-- START RECORDS FOR PROCESSING --

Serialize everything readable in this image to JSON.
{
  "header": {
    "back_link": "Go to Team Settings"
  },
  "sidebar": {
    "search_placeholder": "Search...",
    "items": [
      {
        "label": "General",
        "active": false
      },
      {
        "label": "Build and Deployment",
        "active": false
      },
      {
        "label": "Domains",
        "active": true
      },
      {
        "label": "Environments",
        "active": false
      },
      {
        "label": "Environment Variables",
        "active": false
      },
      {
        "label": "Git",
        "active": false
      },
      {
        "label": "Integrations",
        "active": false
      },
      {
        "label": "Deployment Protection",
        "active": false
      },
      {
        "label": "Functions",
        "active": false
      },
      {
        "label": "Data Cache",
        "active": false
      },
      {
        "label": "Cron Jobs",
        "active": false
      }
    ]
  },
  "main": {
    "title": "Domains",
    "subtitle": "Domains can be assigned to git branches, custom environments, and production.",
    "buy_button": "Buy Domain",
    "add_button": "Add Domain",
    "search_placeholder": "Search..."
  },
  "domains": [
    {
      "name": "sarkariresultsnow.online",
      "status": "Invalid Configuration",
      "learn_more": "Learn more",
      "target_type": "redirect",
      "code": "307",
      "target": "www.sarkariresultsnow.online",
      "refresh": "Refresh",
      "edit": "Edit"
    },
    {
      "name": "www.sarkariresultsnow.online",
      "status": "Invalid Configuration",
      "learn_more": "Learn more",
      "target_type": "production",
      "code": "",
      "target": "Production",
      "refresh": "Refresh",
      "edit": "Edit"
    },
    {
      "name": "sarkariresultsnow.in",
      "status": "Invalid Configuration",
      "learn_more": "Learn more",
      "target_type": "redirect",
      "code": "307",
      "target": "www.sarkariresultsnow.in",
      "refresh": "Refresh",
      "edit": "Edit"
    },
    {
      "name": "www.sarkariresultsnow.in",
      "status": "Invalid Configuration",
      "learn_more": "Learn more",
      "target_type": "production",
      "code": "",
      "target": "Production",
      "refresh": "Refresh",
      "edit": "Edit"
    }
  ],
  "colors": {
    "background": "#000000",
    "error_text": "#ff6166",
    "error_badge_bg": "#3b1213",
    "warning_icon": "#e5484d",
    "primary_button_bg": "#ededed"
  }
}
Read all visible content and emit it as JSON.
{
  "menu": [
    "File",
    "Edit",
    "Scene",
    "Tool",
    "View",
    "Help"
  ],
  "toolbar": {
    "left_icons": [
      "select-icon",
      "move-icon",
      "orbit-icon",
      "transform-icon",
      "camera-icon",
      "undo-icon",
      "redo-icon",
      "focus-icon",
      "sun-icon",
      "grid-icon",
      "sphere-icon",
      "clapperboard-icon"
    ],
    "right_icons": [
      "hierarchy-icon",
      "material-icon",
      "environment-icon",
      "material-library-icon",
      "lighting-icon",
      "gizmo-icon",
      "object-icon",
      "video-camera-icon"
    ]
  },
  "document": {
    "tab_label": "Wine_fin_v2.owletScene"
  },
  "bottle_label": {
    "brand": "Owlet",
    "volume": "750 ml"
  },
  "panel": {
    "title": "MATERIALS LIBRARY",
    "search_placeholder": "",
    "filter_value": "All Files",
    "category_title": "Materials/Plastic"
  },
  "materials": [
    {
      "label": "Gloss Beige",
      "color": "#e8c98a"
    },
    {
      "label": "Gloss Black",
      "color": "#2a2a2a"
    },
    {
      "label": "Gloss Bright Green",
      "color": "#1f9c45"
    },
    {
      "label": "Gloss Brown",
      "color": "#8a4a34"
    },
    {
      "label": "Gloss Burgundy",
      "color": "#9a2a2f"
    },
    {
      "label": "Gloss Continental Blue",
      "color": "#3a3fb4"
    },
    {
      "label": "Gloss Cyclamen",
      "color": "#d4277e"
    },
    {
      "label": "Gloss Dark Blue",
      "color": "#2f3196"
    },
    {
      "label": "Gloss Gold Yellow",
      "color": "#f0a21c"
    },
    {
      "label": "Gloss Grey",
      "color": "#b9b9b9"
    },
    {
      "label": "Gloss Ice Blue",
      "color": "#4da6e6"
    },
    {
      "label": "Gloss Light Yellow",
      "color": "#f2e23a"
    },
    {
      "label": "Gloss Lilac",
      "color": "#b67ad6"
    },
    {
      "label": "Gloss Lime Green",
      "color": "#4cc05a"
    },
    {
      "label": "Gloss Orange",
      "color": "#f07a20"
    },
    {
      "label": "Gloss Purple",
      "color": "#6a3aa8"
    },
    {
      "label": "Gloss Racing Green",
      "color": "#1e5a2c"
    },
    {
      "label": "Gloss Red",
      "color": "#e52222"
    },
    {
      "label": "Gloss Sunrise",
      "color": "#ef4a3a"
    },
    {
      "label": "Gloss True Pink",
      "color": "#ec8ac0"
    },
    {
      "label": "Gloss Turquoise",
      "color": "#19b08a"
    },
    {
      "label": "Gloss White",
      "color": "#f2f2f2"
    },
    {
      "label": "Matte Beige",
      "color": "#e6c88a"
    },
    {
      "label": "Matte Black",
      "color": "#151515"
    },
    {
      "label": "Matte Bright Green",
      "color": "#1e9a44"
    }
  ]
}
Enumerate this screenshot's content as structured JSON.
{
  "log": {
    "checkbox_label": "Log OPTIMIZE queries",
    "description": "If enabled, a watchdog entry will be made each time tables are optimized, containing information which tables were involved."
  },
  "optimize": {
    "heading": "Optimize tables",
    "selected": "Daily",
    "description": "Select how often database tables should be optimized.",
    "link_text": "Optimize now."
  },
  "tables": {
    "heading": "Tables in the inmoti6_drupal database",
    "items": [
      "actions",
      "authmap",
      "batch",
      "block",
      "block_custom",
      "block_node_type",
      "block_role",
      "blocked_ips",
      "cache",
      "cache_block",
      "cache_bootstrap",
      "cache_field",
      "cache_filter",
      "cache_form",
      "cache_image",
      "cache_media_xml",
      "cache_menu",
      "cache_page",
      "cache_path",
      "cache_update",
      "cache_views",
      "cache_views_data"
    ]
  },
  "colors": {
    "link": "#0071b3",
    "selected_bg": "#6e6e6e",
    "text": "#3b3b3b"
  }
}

-- END RECORDS FOR PROCESSING --

• _OBJECTIVE_
In the entries above, find the lines containing the word "database" and say how many there are, with no other words.

• _RESPONSE TO THIS TASK_
2